* Written problem
From the entries below, copy out every line with "code" in it.

===

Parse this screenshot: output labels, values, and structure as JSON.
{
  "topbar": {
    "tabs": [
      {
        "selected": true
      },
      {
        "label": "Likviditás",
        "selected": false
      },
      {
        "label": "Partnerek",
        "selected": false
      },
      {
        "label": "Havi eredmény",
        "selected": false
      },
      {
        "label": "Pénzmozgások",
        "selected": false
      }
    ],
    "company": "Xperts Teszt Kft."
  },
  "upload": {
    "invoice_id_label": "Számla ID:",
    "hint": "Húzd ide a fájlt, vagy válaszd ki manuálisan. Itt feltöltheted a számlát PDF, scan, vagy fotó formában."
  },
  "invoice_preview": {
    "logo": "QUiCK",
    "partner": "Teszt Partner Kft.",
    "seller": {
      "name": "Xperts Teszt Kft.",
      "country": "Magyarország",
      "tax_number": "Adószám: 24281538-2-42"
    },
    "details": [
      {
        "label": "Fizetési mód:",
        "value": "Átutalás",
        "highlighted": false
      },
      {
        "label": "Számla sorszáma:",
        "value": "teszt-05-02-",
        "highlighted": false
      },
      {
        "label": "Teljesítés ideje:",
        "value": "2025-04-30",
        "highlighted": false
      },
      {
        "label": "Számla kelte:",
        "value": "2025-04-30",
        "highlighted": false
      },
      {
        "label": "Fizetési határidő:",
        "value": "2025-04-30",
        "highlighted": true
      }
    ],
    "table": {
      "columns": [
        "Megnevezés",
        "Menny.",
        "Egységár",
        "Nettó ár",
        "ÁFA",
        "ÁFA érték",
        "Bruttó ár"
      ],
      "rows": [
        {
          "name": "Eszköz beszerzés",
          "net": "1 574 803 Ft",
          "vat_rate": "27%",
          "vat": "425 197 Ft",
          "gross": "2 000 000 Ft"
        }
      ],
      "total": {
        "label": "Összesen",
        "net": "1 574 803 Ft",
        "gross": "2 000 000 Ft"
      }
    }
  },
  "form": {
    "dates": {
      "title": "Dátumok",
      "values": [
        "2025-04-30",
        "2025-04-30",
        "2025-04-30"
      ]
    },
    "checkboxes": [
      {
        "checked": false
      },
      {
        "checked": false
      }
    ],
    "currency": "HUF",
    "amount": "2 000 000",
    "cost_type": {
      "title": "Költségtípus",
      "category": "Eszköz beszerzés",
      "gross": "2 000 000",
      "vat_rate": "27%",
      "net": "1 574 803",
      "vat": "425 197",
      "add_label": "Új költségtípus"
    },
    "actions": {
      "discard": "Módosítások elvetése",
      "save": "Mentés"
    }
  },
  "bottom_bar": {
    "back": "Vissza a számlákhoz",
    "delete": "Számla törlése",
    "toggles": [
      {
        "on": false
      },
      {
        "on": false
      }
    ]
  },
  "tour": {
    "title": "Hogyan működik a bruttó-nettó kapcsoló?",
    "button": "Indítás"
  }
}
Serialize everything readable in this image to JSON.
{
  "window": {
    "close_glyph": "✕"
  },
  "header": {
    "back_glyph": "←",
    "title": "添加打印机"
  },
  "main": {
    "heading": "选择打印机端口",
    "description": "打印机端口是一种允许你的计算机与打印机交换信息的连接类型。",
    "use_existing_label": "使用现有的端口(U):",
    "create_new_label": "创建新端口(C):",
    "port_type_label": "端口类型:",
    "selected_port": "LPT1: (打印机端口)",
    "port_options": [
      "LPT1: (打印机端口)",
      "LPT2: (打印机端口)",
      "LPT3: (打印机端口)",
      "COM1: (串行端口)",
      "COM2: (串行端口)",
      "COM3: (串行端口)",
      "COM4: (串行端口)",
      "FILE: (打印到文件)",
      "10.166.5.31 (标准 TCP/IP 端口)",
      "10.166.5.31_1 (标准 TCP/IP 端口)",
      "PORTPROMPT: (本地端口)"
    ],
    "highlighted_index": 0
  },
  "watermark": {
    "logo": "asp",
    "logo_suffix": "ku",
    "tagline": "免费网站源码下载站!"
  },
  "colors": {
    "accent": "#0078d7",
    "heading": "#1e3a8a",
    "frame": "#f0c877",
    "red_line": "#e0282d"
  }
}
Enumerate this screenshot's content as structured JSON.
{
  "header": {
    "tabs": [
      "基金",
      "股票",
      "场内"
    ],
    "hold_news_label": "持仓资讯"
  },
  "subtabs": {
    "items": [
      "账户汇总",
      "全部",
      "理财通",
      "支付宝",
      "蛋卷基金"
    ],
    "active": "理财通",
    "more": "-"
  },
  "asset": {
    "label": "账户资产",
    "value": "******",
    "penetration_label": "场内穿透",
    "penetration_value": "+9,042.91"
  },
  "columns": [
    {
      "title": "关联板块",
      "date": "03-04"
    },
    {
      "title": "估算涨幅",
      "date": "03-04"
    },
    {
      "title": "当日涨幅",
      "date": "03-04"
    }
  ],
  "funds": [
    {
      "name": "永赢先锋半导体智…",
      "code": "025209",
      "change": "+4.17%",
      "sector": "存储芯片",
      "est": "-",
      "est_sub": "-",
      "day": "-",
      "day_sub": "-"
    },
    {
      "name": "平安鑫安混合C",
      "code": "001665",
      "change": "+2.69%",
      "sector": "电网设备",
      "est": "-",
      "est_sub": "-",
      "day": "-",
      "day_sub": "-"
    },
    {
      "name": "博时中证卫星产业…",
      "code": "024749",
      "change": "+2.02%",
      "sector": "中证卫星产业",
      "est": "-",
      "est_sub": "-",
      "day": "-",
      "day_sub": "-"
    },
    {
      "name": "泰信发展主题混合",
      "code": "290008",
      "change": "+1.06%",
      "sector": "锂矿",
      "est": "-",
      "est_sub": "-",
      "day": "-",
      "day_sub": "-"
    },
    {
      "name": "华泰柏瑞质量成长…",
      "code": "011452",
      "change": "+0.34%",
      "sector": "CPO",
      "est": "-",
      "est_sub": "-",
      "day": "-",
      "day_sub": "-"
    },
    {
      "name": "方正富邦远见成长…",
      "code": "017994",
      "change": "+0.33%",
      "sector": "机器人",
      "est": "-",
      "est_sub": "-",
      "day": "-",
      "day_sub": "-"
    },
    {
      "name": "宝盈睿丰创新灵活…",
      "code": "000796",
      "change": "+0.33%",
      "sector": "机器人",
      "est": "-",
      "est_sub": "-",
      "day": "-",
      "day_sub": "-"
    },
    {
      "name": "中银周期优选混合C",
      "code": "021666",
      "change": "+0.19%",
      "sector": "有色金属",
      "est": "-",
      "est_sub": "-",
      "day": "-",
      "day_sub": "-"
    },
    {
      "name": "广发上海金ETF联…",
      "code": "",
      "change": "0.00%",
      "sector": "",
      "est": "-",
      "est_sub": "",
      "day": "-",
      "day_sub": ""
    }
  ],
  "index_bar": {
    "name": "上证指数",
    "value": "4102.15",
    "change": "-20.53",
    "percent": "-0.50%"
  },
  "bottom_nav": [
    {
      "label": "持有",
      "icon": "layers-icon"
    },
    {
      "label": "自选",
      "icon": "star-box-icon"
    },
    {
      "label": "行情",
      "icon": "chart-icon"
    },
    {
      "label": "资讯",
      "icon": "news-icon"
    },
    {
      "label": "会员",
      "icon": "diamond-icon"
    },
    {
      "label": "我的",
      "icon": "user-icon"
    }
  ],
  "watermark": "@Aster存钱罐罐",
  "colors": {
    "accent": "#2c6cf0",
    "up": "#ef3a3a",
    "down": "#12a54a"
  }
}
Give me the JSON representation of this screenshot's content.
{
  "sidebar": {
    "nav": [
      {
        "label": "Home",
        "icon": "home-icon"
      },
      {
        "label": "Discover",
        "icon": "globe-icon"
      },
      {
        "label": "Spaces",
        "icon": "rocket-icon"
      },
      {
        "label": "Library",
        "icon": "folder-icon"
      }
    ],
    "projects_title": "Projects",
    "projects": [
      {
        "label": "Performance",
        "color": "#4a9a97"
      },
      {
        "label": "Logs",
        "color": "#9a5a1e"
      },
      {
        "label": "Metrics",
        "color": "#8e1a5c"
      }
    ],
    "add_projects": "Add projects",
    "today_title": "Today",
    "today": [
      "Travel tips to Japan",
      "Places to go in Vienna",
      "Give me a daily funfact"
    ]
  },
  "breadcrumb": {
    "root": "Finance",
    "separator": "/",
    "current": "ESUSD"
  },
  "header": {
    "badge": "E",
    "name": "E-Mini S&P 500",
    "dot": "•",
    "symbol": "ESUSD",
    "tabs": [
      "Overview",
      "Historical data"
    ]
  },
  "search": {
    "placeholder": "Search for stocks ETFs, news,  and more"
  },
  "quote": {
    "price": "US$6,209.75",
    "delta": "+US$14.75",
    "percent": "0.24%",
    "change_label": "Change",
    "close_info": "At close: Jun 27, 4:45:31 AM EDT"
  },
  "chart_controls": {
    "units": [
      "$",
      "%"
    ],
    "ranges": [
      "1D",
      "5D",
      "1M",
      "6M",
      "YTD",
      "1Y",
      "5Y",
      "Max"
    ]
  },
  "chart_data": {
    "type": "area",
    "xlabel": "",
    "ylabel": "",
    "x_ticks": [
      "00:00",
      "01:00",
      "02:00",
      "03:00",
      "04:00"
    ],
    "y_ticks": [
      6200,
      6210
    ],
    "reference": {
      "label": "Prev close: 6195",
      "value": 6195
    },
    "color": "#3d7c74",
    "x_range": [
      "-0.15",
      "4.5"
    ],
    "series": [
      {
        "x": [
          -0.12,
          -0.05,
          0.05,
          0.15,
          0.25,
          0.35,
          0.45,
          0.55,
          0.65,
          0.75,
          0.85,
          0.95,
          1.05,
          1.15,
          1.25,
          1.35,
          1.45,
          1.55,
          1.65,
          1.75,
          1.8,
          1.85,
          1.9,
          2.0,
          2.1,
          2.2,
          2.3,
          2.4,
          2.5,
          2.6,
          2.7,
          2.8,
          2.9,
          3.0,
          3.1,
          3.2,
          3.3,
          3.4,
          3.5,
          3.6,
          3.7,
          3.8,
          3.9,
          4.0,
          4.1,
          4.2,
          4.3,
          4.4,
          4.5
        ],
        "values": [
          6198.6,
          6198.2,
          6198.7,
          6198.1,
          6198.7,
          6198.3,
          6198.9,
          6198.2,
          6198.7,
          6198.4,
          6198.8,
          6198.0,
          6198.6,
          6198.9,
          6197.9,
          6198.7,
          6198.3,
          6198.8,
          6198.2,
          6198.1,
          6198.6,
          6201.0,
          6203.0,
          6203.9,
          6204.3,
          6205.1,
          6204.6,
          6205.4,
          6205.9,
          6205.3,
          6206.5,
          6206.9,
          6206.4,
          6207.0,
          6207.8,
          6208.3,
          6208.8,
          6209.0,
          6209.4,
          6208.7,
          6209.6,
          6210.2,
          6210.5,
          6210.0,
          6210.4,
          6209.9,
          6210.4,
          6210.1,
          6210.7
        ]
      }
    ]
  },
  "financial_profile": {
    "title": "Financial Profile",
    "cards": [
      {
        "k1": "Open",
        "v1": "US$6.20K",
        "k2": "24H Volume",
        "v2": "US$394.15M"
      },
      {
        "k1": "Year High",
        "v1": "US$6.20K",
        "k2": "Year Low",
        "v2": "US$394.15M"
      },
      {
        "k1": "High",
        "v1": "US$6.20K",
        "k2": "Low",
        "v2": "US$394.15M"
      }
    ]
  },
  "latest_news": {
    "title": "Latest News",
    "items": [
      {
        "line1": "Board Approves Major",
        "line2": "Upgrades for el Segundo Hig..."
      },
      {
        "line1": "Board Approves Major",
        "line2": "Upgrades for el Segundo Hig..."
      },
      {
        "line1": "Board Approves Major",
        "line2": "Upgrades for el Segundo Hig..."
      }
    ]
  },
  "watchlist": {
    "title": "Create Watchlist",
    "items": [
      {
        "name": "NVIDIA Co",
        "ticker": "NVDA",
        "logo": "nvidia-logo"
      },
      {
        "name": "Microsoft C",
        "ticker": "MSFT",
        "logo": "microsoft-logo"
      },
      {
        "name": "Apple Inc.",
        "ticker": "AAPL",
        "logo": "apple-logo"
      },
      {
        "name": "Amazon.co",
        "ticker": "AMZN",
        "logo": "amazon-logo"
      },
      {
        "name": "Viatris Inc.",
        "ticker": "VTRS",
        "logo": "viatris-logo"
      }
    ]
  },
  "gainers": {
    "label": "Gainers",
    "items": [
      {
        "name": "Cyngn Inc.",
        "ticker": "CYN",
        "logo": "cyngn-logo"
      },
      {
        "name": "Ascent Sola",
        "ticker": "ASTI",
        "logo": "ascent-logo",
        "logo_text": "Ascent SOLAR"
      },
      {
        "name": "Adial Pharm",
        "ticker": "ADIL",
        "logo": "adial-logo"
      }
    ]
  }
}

===

* Response
      "code": "025209",
      "code": "001665",
      "code": "024749",
      "code": "290008",
      "code": "011452",
      "code": "017994",
      "code": "000796",
      "code": "021666",
      "code": "",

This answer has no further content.